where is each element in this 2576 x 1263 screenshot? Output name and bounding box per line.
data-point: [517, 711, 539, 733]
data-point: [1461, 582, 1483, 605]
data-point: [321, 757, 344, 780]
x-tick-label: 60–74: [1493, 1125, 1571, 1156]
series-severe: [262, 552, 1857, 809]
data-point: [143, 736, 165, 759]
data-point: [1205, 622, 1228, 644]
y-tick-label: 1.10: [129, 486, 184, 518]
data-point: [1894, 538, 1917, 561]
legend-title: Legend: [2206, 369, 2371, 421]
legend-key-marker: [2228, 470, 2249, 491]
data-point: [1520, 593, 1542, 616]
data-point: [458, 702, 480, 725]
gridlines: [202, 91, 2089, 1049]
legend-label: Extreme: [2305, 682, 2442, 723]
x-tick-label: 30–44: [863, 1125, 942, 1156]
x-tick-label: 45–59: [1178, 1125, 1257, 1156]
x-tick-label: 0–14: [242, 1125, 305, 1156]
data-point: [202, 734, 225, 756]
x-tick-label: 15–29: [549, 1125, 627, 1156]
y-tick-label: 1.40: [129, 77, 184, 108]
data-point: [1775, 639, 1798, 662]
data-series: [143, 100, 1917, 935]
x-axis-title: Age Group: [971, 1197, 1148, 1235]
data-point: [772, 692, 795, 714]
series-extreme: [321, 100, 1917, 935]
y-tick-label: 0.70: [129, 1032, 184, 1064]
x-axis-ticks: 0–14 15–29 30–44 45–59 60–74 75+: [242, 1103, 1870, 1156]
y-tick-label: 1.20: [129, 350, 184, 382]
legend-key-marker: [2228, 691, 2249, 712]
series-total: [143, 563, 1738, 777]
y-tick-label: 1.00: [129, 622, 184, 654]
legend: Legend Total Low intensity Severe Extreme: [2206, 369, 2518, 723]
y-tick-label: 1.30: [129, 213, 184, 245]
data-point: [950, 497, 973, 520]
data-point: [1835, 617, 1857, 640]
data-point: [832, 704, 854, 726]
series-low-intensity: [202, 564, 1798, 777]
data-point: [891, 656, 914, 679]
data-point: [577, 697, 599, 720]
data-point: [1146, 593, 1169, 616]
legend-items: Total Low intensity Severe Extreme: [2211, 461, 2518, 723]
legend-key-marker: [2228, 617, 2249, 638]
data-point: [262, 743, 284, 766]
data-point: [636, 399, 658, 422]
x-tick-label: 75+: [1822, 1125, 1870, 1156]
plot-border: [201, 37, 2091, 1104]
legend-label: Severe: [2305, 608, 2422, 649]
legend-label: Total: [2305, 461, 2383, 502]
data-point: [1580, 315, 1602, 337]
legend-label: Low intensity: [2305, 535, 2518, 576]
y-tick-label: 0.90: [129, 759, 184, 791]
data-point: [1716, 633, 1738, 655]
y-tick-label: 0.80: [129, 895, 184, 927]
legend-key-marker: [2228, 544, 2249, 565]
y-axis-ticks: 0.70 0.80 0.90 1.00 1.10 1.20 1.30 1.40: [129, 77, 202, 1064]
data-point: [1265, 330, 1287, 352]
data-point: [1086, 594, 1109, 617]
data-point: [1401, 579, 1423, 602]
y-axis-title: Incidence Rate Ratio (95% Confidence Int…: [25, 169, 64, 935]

Aim of the task:
Copy out every one of the lines above, character for character and in the same order.

The answer:
where is each element in this 2576 x 1263 screenshot? Output name and bounding box per line.
data-point: [517, 711, 539, 733]
data-point: [1461, 582, 1483, 605]
data-point: [321, 757, 344, 780]
x-tick-label: 60–74: [1493, 1125, 1571, 1156]
series-severe: [262, 552, 1857, 809]
data-point: [143, 736, 165, 759]
data-point: [1205, 622, 1228, 644]
y-tick-label: 1.10: [129, 486, 184, 518]
data-point: [1894, 538, 1917, 561]
legend-title: Legend: [2206, 369, 2371, 421]
legend-key-marker: [2228, 470, 2249, 491]
data-point: [1520, 593, 1542, 616]
data-point: [458, 702, 480, 725]
gridlines: [202, 91, 2089, 1049]
legend-label: Extreme: [2305, 682, 2442, 723]
x-tick-label: 30–44: [863, 1125, 942, 1156]
x-tick-label: 45–59: [1178, 1125, 1257, 1156]
x-tick-label: 0–14: [242, 1125, 305, 1156]
data-point: [202, 734, 225, 756]
x-tick-label: 15–29: [549, 1125, 627, 1156]
y-tick-label: 1.40: [129, 77, 184, 108]
data-point: [1775, 639, 1798, 662]
data-series: [143, 100, 1917, 935]
x-axis-title: Age Group: [971, 1197, 1148, 1235]
data-point: [772, 692, 795, 714]
series-extreme: [321, 100, 1917, 935]
y-tick-label: 0.70: [129, 1032, 184, 1064]
x-axis-ticks: 0–14 15–29 30–44 45–59 60–74 75+: [242, 1103, 1870, 1156]
y-tick-label: 1.20: [129, 350, 184, 382]
legend-key-marker: [2228, 691, 2249, 712]
series-total: [143, 563, 1738, 777]
y-tick-label: 1.00: [129, 622, 184, 654]
legend: Legend Total Low intensity Severe Extreme: [2206, 369, 2518, 723]
y-tick-label: 1.30: [129, 213, 184, 245]
data-point: [950, 497, 973, 520]
data-point: [1835, 617, 1857, 640]
data-point: [832, 704, 854, 726]
series-low-intensity: [202, 564, 1798, 777]
data-point: [891, 656, 914, 679]
data-point: [577, 697, 599, 720]
data-point: [1146, 593, 1169, 616]
legend-items: Total Low intensity Severe Extreme: [2211, 461, 2518, 723]
legend-key-marker: [2228, 617, 2249, 638]
data-point: [262, 743, 284, 766]
data-point: [636, 399, 658, 422]
x-tick-label: 75+: [1822, 1125, 1870, 1156]
plot-border: [201, 37, 2091, 1104]
legend-label: Severe: [2305, 608, 2422, 649]
legend-label: Total: [2305, 461, 2383, 502]
data-point: [1580, 315, 1602, 337]
legend-label: Low intensity: [2305, 535, 2518, 576]
y-tick-label: 0.90: [129, 759, 184, 791]
data-point: [1716, 633, 1738, 655]
y-tick-label: 0.80: [129, 895, 184, 927]
legend-key-marker: [2228, 544, 2249, 565]
y-axis-ticks: 0.70 0.80 0.90 1.00 1.10 1.20 1.30 1.40: [129, 77, 202, 1064]
data-point: [1265, 330, 1287, 352]
data-point: [1086, 594, 1109, 617]
data-point: [1401, 579, 1423, 602]
y-axis-title: Incidence Rate Ratio (95% Confidence Int…: [25, 169, 64, 935]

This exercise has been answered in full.